◆ **STATED TASK**
Please output every line of the material as it stands, without the pictures.

--- BEGIN RECORDS SHOWN ---

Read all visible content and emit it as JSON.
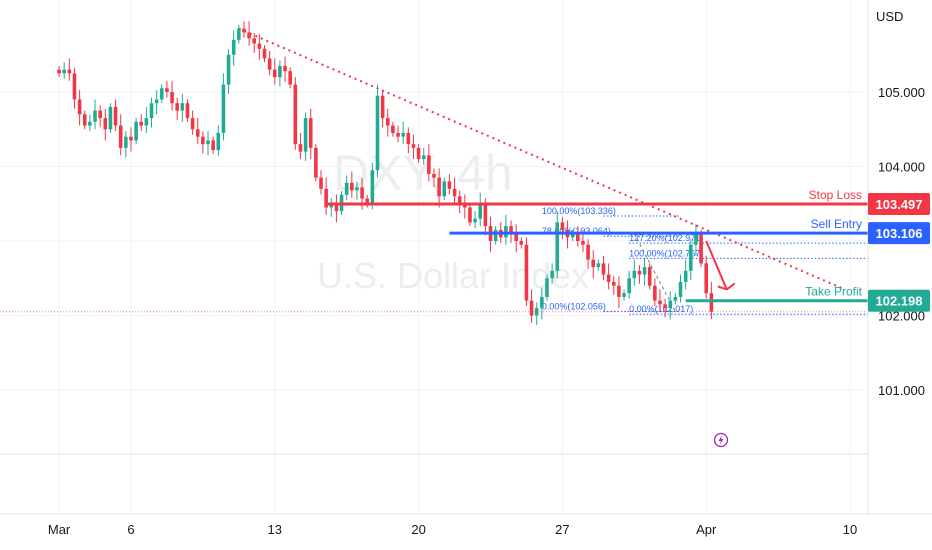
{
  "watermark": {
    "symbol": "DXY, 4h",
    "name": "U.S. Dollar Index"
  },
  "currency_label": "USD",
  "chart_data": {
    "type": "candlestick",
    "title": "",
    "ylim": [
      100.0,
      105.8
    ],
    "yticks": [
      {
        "value": 101.0,
        "label": "101.000"
      },
      {
        "value": 102.0,
        "label": "102.000"
      },
      {
        "value": 103.0,
        "label": ""
      },
      {
        "value": 104.0,
        "label": "104.000"
      },
      {
        "value": 105.0,
        "label": "105.000"
      }
    ],
    "xticks": [
      {
        "label": "Mar",
        "bar": 0
      },
      {
        "label": "6",
        "bar": 14
      },
      {
        "label": "13",
        "bar": 42
      },
      {
        "label": "20",
        "bar": 70
      },
      {
        "label": "27",
        "bar": 98
      },
      {
        "label": "Apr",
        "bar": 126
      },
      {
        "label": "10",
        "bar": 154
      }
    ],
    "bar_range": [
      -11.5,
      157.5
    ],
    "closes": [
      105.25,
      105.3,
      105.25,
      104.9,
      104.7,
      104.55,
      104.6,
      104.75,
      104.65,
      104.5,
      104.8,
      104.55,
      104.25,
      104.4,
      104.35,
      104.6,
      104.55,
      104.65,
      104.85,
      104.9,
      105.05,
      105.0,
      104.85,
      104.75,
      104.85,
      104.65,
      104.5,
      104.4,
      104.3,
      104.35,
      104.22,
      104.45,
      105.1,
      105.5,
      105.7,
      105.85,
      105.8,
      105.72,
      105.65,
      105.58,
      105.45,
      105.3,
      105.2,
      105.35,
      105.28,
      105.1,
      104.3,
      104.2,
      104.65,
      104.25,
      103.85,
      103.7,
      103.45,
      103.5,
      103.4,
      103.62,
      103.78,
      103.68,
      103.72,
      103.57,
      103.5,
      103.95,
      104.95,
      104.65,
      104.55,
      104.45,
      104.4,
      104.45,
      104.3,
      104.25,
      104.1,
      104.15,
      103.9,
      103.85,
      103.6,
      103.8,
      103.7,
      103.6,
      103.5,
      103.45,
      103.25,
      103.3,
      103.5,
      103.2,
      103.0,
      103.15,
      103.05,
      103.2,
      103.1,
      103.0,
      102.95,
      102.2,
      102.0,
      102.1,
      102.25,
      102.5,
      102.6,
      103.25,
      103.15,
      103.05,
      103.1,
      103.0,
      102.95,
      102.75,
      102.65,
      102.7,
      102.55,
      102.45,
      102.4,
      102.25,
      102.3,
      102.5,
      102.6,
      102.55,
      102.65,
      102.4,
      102.2,
      102.15,
      102.1,
      102.2,
      102.25,
      102.45,
      102.6,
      102.95,
      103.1,
      102.7,
      102.3,
      102.05
    ],
    "series": [
      {
        "name": "Stop Loss",
        "value": 103.497,
        "color": "#f23645"
      },
      {
        "name": "Sell Entry",
        "value": 103.106,
        "color": "#2962ff"
      },
      {
        "name": "Take Profit",
        "value": 102.198,
        "color": "#22ab94"
      }
    ],
    "last_price_line": 102.05,
    "fib_levels": [
      {
        "label": "100.00%(103.336)",
        "value": 103.336
      },
      {
        "label": "78.60%(103.064)",
        "value": 103.064
      },
      {
        "label": "0.00%(102.056)",
        "value": 102.056
      },
      {
        "label": "127.20%(102.971)",
        "value": 102.971
      },
      {
        "label": "100.00%(102.767)",
        "value": 102.767
      },
      {
        "label": "0.00%(102.017)",
        "value": 102.017
      }
    ]
  },
  "colors": {
    "up": "#22ab94",
    "down": "#f23645",
    "entry": "#2962ff",
    "lightning": "#9c27b0"
  },
  "icons": {
    "flash": "lightning-icon"
  }
}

--- END RECORDS SHOWN ---

◆ **RESULT**
Read all visible content and emit it as JSON.
{
  "watermark": {
    "symbol": "DXY, 4h",
    "name": "U.S. Dollar Index"
  },
  "currency_label": "USD",
  "chart_data": {
    "type": "candlestick",
    "title": "",
    "ylim": [
      100.0,
      105.8
    ],
    "yticks": [
      {
        "value": 101.0,
        "label": "101.000"
      },
      {
        "value": 102.0,
        "label": "102.000"
      },
      {
        "value": 103.0,
        "label": ""
      },
      {
        "value": 104.0,
        "label": "104.000"
      },
      {
        "value": 105.0,
        "label": "105.000"
      }
    ],
    "xticks": [
      {
        "label": "Mar",
        "bar": 0
      },
      {
        "label": "6",
        "bar": 14
      },
      {
        "label": "13",
        "bar": 42
      },
      {
        "label": "20",
        "bar": 70
      },
      {
        "label": "27",
        "bar": 98
      },
      {
        "label": "Apr",
        "bar": 126
      },
      {
        "label": "10",
        "bar": 154
      }
    ],
    "bar_range": [
      -11.5,
      157.5
    ],
    "closes": [
      105.25,
      105.3,
      105.25,
      104.9,
      104.7,
      104.55,
      104.6,
      104.75,
      104.65,
      104.5,
      104.8,
      104.55,
      104.25,
      104.4,
      104.35,
      104.6,
      104.55,
      104.65,
      104.85,
      104.9,
      105.05,
      105.0,
      104.85,
      104.75,
      104.85,
      104.65,
      104.5,
      104.4,
      104.3,
      104.35,
      104.22,
      104.45,
      105.1,
      105.5,
      105.7,
      105.85,
      105.8,
      105.72,
      105.65,
      105.58,
      105.45,
      105.3,
      105.2,
      105.35,
      105.28,
      105.1,
      104.3,
      104.2,
      104.65,
      104.25,
      103.85,
      103.7,
      103.45,
      103.5,
      103.4,
      103.62,
      103.78,
      103.68,
      103.72,
      103.57,
      103.5,
      103.95,
      104.95,
      104.65,
      104.55,
      104.45,
      104.4,
      104.45,
      104.3,
      104.25,
      104.1,
      104.15,
      103.9,
      103.85,
      103.6,
      103.8,
      103.7,
      103.6,
      103.5,
      103.45,
      103.25,
      103.3,
      103.5,
      103.2,
      103.0,
      103.15,
      103.05,
      103.2,
      103.1,
      103.0,
      102.95,
      102.2,
      102.0,
      102.1,
      102.25,
      102.5,
      102.6,
      103.25,
      103.15,
      103.05,
      103.1,
      103.0,
      102.95,
      102.75,
      102.65,
      102.7,
      102.55,
      102.45,
      102.4,
      102.25,
      102.3,
      102.5,
      102.6,
      102.55,
      102.65,
      102.4,
      102.2,
      102.15,
      102.1,
      102.2,
      102.25,
      102.45,
      102.6,
      102.95,
      103.1,
      102.7,
      102.3,
      102.05
    ],
    "series": [
      {
        "name": "Stop Loss",
        "value": 103.497,
        "color": "#f23645"
      },
      {
        "name": "Sell Entry",
        "value": 103.106,
        "color": "#2962ff"
      },
      {
        "name": "Take Profit",
        "value": 102.198,
        "color": "#22ab94"
      }
    ],
    "last_price_line": 102.05,
    "fib_levels": [
      {
        "label": "100.00%(103.336)",
        "value": 103.336
      },
      {
        "label": "78.60%(103.064)",
        "value": 103.064
      },
      {
        "label": "0.00%(102.056)",
        "value": 102.056
      },
      {
        "label": "127.20%(102.971)",
        "value": 102.971
      },
      {
        "label": "100.00%(102.767)",
        "value": 102.767
      },
      {
        "label": "0.00%(102.017)",
        "value": 102.017
      }
    ]
  },
  "colors": {
    "up": "#22ab94",
    "down": "#f23645",
    "entry": "#2962ff",
    "lightning": "#9c27b0"
  },
  "icons": {
    "flash": "lightning-icon"
  }
}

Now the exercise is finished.